** START OF Data supplied **
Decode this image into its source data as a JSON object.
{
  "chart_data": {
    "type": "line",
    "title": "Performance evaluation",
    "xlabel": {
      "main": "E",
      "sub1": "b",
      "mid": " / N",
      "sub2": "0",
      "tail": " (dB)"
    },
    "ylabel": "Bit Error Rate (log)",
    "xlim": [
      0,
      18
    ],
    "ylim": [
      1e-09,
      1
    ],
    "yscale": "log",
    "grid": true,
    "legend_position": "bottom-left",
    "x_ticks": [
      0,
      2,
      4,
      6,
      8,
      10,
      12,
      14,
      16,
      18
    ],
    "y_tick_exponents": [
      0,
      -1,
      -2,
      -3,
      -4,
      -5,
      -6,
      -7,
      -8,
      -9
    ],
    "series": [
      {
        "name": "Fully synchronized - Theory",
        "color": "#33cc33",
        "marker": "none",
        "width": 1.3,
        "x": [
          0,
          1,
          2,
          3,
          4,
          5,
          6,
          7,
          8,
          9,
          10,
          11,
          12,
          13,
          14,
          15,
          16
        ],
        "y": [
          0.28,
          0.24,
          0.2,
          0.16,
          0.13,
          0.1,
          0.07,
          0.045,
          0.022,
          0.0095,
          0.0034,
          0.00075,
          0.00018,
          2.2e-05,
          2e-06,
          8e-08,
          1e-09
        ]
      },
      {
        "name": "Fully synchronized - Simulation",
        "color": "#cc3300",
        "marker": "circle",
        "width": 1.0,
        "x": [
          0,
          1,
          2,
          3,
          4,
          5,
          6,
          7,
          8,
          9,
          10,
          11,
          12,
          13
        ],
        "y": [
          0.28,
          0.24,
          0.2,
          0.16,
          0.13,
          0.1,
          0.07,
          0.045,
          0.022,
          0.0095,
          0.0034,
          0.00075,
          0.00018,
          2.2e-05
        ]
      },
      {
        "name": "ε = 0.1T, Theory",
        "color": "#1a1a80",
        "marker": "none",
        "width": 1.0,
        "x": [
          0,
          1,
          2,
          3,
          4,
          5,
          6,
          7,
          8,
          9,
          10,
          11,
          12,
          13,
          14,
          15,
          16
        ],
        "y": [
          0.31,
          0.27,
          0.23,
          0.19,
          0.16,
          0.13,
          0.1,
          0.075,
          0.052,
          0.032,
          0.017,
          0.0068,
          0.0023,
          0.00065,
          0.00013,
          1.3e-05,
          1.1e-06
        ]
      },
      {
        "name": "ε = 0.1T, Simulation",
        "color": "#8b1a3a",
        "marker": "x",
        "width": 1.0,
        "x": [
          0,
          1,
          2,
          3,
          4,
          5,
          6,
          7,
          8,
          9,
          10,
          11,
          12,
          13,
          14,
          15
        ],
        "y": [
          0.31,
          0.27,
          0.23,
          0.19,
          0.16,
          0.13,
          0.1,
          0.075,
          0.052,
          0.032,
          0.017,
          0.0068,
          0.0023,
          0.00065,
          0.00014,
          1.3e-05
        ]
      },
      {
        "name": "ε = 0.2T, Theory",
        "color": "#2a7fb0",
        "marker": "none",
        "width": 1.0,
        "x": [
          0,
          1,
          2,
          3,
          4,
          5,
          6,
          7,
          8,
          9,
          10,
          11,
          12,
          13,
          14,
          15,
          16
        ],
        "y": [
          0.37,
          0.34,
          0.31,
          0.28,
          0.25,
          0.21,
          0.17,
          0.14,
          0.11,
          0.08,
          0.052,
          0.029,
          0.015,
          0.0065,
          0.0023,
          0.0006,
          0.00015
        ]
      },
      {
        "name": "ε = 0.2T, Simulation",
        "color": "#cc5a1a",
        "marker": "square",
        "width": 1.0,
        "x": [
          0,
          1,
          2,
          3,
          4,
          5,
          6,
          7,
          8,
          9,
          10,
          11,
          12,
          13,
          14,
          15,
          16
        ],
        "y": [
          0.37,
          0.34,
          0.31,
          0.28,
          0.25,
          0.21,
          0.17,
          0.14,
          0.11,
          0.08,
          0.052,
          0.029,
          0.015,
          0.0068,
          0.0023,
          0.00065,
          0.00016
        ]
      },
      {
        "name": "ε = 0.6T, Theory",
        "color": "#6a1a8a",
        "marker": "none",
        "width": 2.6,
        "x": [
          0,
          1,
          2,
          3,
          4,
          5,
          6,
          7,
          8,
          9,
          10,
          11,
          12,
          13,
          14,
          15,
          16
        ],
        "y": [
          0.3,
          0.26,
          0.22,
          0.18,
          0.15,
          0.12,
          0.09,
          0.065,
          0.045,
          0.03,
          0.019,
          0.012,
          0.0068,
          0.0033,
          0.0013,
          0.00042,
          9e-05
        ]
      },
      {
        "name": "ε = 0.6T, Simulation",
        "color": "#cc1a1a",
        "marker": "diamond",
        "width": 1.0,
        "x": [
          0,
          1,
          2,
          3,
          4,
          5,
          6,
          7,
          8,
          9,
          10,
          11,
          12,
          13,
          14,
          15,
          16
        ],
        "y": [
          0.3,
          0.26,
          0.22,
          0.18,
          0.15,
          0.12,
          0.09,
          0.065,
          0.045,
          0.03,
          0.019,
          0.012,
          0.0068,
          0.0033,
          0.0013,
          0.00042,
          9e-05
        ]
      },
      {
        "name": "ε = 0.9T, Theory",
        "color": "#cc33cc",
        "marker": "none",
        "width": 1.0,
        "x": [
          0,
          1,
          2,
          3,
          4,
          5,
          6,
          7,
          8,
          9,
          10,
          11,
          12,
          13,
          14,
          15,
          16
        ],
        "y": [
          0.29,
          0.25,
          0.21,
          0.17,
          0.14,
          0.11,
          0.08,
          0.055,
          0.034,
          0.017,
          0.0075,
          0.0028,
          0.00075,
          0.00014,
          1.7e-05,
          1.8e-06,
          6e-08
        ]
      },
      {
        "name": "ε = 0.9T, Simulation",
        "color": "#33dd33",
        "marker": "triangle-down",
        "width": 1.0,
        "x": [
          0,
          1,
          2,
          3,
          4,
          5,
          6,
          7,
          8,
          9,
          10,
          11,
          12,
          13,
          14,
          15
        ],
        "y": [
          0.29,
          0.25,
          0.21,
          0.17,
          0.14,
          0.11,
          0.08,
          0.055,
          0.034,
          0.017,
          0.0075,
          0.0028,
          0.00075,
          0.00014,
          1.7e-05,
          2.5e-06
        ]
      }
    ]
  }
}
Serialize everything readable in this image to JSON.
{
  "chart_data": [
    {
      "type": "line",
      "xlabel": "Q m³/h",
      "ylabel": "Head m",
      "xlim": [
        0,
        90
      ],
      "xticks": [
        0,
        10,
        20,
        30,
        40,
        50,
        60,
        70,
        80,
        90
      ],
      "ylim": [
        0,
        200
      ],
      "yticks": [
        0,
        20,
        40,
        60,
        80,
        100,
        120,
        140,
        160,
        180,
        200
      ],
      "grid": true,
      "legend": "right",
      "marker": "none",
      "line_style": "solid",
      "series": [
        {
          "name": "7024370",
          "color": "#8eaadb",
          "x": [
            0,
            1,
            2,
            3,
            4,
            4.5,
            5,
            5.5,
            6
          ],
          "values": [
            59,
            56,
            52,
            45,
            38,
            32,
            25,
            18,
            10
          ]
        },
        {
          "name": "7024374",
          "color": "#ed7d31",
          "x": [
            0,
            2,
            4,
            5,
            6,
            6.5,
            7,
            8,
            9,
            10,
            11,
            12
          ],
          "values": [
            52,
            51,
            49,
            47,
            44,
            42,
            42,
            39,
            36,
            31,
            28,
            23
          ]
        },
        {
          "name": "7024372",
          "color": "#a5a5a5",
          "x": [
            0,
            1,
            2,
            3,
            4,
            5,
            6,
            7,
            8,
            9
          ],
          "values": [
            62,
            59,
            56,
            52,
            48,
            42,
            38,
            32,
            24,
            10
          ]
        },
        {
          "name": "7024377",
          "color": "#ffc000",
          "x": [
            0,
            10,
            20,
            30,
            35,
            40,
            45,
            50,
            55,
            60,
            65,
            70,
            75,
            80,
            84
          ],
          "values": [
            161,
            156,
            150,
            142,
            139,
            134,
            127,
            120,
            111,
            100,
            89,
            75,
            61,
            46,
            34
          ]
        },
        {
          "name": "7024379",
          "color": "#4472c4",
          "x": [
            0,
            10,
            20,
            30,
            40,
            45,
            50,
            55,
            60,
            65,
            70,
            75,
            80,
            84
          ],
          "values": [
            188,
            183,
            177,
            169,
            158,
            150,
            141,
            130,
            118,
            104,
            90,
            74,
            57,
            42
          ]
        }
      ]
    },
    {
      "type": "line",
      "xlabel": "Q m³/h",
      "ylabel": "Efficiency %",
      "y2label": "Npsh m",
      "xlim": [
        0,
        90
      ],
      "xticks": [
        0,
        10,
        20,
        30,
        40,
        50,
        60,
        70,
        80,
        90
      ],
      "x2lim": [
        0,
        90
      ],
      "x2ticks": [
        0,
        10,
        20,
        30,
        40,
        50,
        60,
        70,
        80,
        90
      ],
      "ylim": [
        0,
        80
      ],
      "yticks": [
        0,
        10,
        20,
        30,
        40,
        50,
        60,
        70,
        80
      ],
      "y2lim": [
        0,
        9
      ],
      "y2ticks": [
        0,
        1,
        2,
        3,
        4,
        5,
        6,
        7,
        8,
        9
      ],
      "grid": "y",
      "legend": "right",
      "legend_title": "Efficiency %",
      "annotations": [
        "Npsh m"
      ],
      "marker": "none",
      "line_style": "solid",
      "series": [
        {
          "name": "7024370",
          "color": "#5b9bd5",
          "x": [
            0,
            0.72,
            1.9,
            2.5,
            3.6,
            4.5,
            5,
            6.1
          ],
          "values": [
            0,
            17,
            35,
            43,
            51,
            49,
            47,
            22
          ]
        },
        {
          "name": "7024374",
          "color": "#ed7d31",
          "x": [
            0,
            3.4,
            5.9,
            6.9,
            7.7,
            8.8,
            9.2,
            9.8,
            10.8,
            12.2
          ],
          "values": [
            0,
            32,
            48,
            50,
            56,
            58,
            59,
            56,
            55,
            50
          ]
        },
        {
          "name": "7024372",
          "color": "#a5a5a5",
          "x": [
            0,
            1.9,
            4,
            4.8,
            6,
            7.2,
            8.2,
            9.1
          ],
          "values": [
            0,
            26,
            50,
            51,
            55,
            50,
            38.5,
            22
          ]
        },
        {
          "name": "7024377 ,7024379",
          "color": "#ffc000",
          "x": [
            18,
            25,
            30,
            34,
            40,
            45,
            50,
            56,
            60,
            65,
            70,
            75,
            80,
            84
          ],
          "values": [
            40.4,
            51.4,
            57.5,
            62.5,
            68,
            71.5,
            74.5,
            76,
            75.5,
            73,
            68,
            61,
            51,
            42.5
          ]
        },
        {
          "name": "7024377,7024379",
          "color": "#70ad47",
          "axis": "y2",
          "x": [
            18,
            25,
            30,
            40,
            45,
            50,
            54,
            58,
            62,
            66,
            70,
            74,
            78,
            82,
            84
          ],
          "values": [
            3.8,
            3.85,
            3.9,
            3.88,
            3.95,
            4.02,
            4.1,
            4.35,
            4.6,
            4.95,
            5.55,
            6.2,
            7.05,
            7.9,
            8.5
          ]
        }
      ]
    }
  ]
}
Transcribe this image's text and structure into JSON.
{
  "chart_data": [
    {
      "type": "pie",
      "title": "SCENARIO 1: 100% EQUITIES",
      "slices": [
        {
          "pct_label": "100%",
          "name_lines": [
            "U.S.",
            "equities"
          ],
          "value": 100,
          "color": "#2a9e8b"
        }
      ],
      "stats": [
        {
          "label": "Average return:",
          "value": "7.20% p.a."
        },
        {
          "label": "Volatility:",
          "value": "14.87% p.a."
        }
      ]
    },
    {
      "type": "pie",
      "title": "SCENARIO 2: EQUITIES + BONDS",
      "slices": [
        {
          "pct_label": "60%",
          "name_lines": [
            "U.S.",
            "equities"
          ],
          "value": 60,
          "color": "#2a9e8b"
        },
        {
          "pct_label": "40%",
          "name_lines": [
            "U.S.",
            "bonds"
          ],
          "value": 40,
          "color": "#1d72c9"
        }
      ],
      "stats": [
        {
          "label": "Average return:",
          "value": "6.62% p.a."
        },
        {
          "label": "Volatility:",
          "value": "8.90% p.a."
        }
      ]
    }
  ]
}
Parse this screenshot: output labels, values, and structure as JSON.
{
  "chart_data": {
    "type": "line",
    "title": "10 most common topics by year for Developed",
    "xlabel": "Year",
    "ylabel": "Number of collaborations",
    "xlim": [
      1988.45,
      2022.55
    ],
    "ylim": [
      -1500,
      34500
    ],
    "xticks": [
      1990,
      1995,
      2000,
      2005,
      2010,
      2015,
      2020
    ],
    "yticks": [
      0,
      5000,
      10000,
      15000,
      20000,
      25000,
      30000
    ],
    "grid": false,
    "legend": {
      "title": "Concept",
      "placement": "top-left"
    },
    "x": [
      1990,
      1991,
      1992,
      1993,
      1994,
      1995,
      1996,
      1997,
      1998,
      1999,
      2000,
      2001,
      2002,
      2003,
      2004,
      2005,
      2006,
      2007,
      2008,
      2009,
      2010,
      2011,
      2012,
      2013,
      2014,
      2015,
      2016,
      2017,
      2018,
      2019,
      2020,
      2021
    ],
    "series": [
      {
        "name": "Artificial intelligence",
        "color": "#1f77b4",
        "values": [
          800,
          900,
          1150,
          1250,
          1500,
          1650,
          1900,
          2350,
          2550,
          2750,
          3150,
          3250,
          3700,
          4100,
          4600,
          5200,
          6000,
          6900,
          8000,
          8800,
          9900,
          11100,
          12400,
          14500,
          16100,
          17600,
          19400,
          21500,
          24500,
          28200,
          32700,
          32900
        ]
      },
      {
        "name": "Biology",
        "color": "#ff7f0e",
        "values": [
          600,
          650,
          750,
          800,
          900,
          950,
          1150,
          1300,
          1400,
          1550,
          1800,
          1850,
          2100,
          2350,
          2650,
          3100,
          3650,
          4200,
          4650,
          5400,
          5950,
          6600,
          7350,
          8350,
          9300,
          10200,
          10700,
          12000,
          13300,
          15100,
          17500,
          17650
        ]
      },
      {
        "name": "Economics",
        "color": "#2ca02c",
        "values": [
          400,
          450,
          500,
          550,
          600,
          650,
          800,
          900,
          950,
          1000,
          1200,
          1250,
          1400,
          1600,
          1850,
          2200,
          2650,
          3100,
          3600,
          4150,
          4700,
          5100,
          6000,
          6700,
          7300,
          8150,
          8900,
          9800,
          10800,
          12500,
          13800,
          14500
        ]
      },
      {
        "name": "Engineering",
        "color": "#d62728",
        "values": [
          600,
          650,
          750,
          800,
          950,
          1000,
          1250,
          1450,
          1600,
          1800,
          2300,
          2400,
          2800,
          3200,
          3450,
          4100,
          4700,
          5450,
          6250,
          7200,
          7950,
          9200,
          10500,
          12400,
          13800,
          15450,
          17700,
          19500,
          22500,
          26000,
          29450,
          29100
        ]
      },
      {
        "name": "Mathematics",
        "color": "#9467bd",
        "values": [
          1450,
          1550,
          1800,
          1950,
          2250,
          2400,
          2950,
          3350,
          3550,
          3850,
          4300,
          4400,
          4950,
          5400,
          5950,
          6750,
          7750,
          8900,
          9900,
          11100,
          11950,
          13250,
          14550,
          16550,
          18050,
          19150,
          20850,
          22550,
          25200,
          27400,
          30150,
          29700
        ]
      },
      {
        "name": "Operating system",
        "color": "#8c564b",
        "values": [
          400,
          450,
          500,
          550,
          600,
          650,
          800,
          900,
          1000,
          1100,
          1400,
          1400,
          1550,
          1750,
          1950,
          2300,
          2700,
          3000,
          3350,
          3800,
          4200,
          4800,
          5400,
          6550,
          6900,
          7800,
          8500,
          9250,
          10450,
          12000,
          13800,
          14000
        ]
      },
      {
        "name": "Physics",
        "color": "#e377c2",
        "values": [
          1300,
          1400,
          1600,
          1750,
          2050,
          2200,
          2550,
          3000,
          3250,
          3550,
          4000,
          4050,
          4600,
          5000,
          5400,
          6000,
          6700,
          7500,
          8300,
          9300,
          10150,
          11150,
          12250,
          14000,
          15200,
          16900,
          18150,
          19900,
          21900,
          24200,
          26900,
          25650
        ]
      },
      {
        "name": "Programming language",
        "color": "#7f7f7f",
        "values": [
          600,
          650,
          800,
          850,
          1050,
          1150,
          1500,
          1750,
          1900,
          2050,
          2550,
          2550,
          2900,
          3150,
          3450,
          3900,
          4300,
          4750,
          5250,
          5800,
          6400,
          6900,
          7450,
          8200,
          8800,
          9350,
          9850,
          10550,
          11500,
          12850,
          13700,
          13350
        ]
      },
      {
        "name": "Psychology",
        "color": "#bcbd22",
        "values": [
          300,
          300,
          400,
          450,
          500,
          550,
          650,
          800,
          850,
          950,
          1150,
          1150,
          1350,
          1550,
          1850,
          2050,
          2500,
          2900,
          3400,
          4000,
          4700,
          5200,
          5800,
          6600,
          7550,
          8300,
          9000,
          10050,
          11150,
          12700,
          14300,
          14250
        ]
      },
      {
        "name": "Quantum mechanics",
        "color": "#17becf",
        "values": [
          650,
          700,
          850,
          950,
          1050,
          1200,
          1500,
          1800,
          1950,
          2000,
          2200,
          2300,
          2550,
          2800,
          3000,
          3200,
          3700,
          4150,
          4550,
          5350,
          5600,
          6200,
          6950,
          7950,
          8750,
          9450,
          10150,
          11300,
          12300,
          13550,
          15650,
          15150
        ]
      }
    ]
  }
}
** END OF Data supplied **
◆ What is asked:
Check each line of the entries for the string "JSON". Copy the lines that have it.

◆ Task output:
Decode this image into its source data as a JSON object.
Serialize everything readable in this image to JSON.
Transcribe this image's text and structure into JSON.
Parse this screenshot: output labels, values, and structure as JSON.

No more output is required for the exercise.